Records from a data source —
==========

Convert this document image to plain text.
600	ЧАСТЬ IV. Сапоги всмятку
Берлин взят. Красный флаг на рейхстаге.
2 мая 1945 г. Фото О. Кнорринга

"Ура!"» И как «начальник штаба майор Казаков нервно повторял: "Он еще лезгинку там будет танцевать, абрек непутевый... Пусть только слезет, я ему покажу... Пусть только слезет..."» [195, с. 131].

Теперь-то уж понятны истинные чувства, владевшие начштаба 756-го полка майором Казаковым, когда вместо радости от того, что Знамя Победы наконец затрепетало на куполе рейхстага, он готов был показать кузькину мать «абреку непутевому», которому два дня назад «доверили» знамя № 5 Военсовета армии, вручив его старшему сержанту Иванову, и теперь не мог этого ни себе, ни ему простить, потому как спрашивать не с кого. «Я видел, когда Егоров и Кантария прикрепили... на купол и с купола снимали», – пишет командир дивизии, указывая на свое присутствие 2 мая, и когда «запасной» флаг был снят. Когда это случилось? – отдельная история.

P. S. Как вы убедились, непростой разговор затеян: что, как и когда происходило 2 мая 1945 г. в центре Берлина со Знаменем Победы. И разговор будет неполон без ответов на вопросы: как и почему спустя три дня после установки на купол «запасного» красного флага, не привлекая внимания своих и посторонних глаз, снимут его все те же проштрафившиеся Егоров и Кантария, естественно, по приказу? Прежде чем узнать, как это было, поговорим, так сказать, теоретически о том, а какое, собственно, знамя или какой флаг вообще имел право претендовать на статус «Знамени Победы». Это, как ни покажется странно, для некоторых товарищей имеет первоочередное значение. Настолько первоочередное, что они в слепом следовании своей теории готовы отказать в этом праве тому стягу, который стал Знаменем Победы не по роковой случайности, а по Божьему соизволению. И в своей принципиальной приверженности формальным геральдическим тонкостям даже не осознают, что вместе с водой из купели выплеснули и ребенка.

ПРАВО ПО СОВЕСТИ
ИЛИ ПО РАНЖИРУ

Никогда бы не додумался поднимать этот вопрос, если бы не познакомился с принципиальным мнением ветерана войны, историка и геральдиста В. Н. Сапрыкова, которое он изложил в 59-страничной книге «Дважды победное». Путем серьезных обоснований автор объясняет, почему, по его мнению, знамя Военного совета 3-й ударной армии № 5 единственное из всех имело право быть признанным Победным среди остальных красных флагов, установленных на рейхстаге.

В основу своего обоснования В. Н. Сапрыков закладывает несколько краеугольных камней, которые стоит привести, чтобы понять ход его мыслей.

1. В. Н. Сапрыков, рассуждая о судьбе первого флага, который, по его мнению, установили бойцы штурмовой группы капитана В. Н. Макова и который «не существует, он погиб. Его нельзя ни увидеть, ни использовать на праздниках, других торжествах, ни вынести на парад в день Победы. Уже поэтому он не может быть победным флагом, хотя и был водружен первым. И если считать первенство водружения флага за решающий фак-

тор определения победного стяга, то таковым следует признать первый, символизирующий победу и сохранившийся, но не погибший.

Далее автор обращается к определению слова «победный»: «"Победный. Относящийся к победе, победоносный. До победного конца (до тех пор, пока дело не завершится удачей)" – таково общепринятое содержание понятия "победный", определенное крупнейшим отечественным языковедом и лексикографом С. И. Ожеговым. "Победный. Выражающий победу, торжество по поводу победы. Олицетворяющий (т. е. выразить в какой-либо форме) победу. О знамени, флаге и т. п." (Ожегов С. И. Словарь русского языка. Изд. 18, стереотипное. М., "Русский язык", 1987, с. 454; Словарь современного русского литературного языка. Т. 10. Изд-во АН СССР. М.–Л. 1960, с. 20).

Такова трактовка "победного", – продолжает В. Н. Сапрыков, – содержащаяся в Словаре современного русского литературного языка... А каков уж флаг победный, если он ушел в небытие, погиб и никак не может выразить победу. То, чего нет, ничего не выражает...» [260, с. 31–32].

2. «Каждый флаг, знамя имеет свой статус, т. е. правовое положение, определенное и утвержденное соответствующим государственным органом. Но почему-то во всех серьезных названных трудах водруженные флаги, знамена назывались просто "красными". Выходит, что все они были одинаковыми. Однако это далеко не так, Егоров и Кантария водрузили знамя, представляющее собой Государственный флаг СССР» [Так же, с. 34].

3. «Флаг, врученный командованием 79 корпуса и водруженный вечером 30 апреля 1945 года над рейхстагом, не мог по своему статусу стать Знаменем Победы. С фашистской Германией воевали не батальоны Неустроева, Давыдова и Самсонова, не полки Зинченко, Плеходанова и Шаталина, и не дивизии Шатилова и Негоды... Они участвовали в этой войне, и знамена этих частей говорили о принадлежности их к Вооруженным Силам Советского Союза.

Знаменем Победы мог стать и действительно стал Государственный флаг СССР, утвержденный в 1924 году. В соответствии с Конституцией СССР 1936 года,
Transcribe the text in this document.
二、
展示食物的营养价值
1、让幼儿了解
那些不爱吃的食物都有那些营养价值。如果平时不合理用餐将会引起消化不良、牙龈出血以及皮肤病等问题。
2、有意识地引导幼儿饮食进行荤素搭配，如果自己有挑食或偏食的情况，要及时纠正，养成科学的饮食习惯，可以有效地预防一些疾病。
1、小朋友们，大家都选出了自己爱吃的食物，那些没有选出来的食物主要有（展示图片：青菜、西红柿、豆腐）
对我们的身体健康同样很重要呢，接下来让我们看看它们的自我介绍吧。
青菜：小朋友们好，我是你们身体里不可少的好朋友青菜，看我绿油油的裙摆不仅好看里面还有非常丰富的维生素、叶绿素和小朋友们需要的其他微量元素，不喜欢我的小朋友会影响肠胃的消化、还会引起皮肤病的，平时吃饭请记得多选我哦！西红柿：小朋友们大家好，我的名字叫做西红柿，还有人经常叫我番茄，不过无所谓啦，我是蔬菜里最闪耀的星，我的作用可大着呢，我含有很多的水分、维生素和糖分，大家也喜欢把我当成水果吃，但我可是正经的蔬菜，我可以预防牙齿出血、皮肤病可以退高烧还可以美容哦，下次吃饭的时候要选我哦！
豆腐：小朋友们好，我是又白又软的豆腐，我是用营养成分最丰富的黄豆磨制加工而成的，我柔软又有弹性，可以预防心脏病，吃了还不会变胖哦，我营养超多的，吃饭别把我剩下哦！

==========

Directions — In the listing above, find the line with "Transcribe the text in this document." and set down that line and all after it exactly, through the final line.

Exercise answer —
Transcribe the text in this document.
二、
展示食物的营养价值
1、让幼儿了解
那些不爱吃的食物都有那些营养价值。如果平时不合理用餐将会引起消化不良、牙龈出血以及皮肤病等问题。
2、有意识地引导幼儿饮食进行荤素搭配，如果自己有挑食或偏食的情况，要及时纠正，养成科学的饮食习惯，可以有效地预防一些疾病。
1、小朋友们，大家都选出了自己爱吃的食物，那些没有选出来的食物主要有（展示图片：青菜、西红柿、豆腐）
对我们的身体健康同样很重要呢，接下来让我们看看它们的自我介绍吧。
青菜：小朋友们好，我是你们身体里不可少的好朋友青菜，看我绿油油的裙摆不仅好看里面还有非常丰富的维生素、叶绿素和小朋友们需要的其他微量元素，不喜欢我的小朋友会影响肠胃的消化、还会引起皮肤病的，平时吃饭请记得多选我哦！西红柿：小朋友们大家好，我的名字叫做西红柿，还有人经常叫我番茄，不过无所谓啦，我是蔬菜里最闪耀的星，我的作用可大着呢，我含有很多的水分、维生素和糖分，大家也喜欢把我当成水果吃，但我可是正经的蔬菜，我可以预防牙齿出血、皮肤病可以退高烧还可以美容哦，下次吃饭的时候要选我哦！
豆腐：小朋友们好，我是又白又软的豆腐，我是用营养成分最丰富的黄豆磨制加工而成的，我柔软又有弹性，可以预防心脏病，吃了还不会变胖哦，我营养超多的，吃饭别把我剩下哦！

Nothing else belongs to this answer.